──────── Given data ────────
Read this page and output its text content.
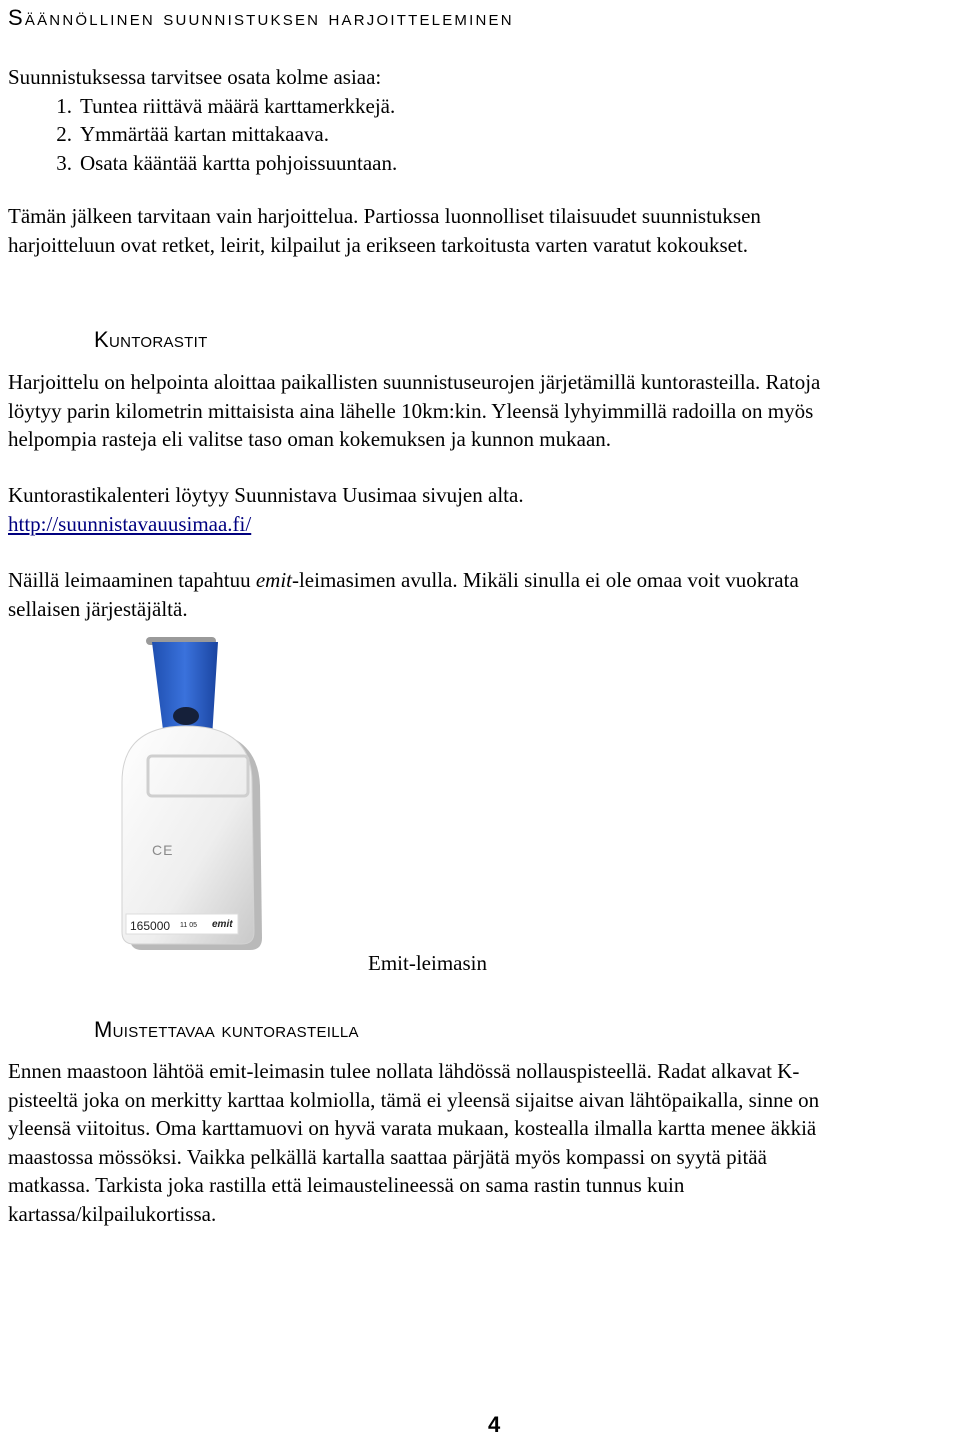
Säännöllinen suunnistuksen harjoitteleminen

Suunnistuksessa tarvitsee osata kolme asiaa:

1. Tuntea riittävä määrä karttamerkkejä.
2. Ymmärtää kartan mittakaava.
3. Osata kääntää kartta pohjoissuuntaan.

Tämän jälkeen tarvitaan vain harjoittelua. Partiossa luonnolliset tilaisuudet suunnistuksen

harjoitteluun ovat retket, leirit, kilpailut ja erikseen tarkoitusta varten varatut kokoukset.

Kuntorastit

Harjoittelu on helpointa aloittaa paikallisten suunnistuseurojen järjetämillä kuntorasteilla. Ratoja

löytyy parin kilometrin mittaisista aina lähelle 10km:kin. Yleensä lyhyimmillä radoilla on myös

helpompia rasteja eli valitse taso oman kokemuksen ja kunnon mukaan.

Kuntorastikalenteri löytyy Suunnistava Uusimaa sivujen alta.

http://suunnistavauusimaa.fi/

Näillä leimaaminen tapahtuu emit-leimasimen avulla. Mikäli sinulla ei ole omaa voit vuokrata

sellaisen järjestäjältä.

CE
165000 11 05 emit
Emit-leimasin
Muistettavaa kuntorasteilla

Ennen maastoon lähtöä emit-leimasin tulee nollata lähdössä nollauspisteellä. Radat alkavat K-

pisteeltä joka on merkitty karttaa kolmiolla, tämä ei yleensä sijaitse aivan lähtöpaikalla, sinne on

yleensä viitoitus. Oma karttamuovi on hyvä varata mukaan, kostealla ilmalla kartta menee äkkiä

maastossa mössöksi. Vaikka pelkällä kartalla saattaa pärjätä myös kompassi on syytä pitää

matkassa. Tarkista joka rastilla että leimaustelineessä on sama rastin tunnus kuin

kartassa/kilpailukortissa.

4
────────
Return each line among the entries that holds the word "leimasin".

Result:
Emit-leimasin
Ennen maastoon lähtöä emit-leimasin tulee nollata lähdössä nollauspisteellä. Radat alkavat K-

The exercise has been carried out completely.